[Dataset entries on figures]
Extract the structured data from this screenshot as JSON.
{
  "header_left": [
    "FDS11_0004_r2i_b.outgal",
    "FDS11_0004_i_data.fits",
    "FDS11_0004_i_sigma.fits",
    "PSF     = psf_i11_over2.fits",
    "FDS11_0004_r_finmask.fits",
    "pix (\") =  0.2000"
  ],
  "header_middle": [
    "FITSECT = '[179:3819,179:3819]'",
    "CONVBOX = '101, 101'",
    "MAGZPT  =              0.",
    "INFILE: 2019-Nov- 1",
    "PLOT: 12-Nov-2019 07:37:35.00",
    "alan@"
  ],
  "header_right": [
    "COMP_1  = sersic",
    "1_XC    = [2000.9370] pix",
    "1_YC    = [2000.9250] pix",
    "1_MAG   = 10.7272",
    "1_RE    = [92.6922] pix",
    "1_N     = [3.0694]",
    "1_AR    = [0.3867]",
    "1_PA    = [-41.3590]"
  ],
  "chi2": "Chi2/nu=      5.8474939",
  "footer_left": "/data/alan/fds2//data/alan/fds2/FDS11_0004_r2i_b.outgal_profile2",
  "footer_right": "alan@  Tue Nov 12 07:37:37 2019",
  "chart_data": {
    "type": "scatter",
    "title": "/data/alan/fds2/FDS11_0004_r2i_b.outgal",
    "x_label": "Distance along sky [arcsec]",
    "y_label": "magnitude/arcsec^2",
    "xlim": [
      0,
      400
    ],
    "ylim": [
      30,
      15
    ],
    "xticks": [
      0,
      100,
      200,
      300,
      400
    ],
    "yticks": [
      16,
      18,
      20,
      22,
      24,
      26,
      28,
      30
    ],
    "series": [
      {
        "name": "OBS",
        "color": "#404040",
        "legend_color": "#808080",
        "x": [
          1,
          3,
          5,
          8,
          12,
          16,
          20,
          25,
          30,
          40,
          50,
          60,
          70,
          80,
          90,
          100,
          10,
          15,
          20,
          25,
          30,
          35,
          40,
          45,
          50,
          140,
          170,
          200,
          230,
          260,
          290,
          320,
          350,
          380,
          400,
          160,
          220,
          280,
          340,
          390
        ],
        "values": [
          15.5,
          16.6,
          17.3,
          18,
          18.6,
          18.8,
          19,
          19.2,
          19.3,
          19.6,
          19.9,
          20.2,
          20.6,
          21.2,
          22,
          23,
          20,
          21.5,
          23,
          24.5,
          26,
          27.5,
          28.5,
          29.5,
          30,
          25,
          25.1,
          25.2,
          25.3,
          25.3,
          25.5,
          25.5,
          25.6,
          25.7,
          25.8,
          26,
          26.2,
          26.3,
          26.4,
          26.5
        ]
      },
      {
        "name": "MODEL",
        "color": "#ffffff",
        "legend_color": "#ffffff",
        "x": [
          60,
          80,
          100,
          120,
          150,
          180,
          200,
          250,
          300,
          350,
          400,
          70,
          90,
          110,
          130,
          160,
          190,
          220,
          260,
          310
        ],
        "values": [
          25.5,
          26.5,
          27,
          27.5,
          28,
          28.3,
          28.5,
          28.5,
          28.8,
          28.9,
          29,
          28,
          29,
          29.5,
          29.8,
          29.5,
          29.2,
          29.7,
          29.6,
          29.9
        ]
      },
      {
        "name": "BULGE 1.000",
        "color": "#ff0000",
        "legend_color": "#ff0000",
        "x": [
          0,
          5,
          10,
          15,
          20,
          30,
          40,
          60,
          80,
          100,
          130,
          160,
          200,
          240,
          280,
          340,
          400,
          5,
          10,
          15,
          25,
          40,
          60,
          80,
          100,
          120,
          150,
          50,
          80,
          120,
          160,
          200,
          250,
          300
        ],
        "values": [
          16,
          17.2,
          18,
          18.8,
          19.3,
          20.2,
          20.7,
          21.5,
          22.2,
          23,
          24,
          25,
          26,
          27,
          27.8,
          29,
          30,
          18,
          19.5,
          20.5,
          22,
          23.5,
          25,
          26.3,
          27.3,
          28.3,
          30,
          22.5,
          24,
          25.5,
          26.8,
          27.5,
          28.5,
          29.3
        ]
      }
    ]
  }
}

- [Written instruction] The records above are to be copied in full, exactly as written.

- [The response]
Extract the structured data from this screenshot as JSON.
{
  "header_left": [
    "FDS11_0004_r2i_b.outgal",
    "FDS11_0004_i_data.fits",
    "FDS11_0004_i_sigma.fits",
    "PSF     = psf_i11_over2.fits",
    "FDS11_0004_r_finmask.fits",
    "pix (\") =  0.2000"
  ],
  "header_middle": [
    "FITSECT = '[179:3819,179:3819]'",
    "CONVBOX = '101, 101'",
    "MAGZPT  =              0.",
    "INFILE: 2019-Nov- 1",
    "PLOT: 12-Nov-2019 07:37:35.00",
    "alan@"
  ],
  "header_right": [
    "COMP_1  = sersic",
    "1_XC    = [2000.9370] pix",
    "1_YC    = [2000.9250] pix",
    "1_MAG   = 10.7272",
    "1_RE    = [92.6922] pix",
    "1_N     = [3.0694]",
    "1_AR    = [0.3867]",
    "1_PA    = [-41.3590]"
  ],
  "chi2": "Chi2/nu=      5.8474939",
  "footer_left": "/data/alan/fds2//data/alan/fds2/FDS11_0004_r2i_b.outgal_profile2",
  "footer_right": "alan@  Tue Nov 12 07:37:37 2019",
  "chart_data": {
    "type": "scatter",
    "title": "/data/alan/fds2/FDS11_0004_r2i_b.outgal",
    "x_label": "Distance along sky [arcsec]",
    "y_label": "magnitude/arcsec^2",
    "xlim": [
      0,
      400
    ],
    "ylim": [
      30,
      15
    ],
    "xticks": [
      0,
      100,
      200,
      300,
      400
    ],
    "yticks": [
      16,
      18,
      20,
      22,
      24,
      26,
      28,
      30
    ],
    "series": [
      {
        "name": "OBS",
        "color": "#404040",
        "legend_color": "#808080",
        "x": [
          1,
          3,
          5,
          8,
          12,
          16,
          20,
          25,
          30,
          40,
          50,
          60,
          70,
          80,
          90,
          100,
          10,
          15,
          20,
          25,
          30,
          35,
          40,
          45,
          50,
          140,
          170,
          200,
          230,
          260,
          290,
          320,
          350,
          380,
          400,
          160,
          220,
          280,
          340,
          390
        ],
        "values": [
          15.5,
          16.6,
          17.3,
          18,
          18.6,
          18.8,
          19,
          19.2,
          19.3,
          19.6,
          19.9,
          20.2,
          20.6,
          21.2,
          22,
          23,
          20,
          21.5,
          23,
          24.5,
          26,
          27.5,
          28.5,
          29.5,
          30,
          25,
          25.1,
          25.2,
          25.3,
          25.3,
          25.5,
          25.5,
          25.6,
          25.7,
          25.8,
          26,
          26.2,
          26.3,
          26.4,
          26.5
        ]
      },
      {
        "name": "MODEL",
        "color": "#ffffff",
        "legend_color": "#ffffff",
        "x": [
          60,
          80,
          100,
          120,
          150,
          180,
          200,
          250,
          300,
          350,
          400,
          70,
          90,
          110,
          130,
          160,
          190,
          220,
          260,
          310
        ],
        "values": [
          25.5,
          26.5,
          27,
          27.5,
          28,
          28.3,
          28.5,
          28.5,
          28.8,
          28.9,
          29,
          28,
          29,
          29.5,
          29.8,
          29.5,
          29.2,
          29.7,
          29.6,
          29.9
        ]
      },
      {
        "name": "BULGE 1.000",
        "color": "#ff0000",
        "legend_color": "#ff0000",
        "x": [
          0,
          5,
          10,
          15,
          20,
          30,
          40,
          60,
          80,
          100,
          130,
          160,
          200,
          240,
          280,
          340,
          400,
          5,
          10,
          15,
          25,
          40,
          60,
          80,
          100,
          120,
          150,
          50,
          80,
          120,
          160,
          200,
          250,
          300
        ],
        "values": [
          16,
          17.2,
          18,
          18.8,
          19.3,
          20.2,
          20.7,
          21.5,
          22.2,
          23,
          24,
          25,
          26,
          27,
          27.8,
          29,
          30,
          18,
          19.5,
          20.5,
          22,
          23.5,
          25,
          26.3,
          27.3,
          28.3,
          30,
          22.5,
          24,
          25.5,
          26.8,
          27.5,
          28.5,
          29.3
        ]
      }
    ]
  }
}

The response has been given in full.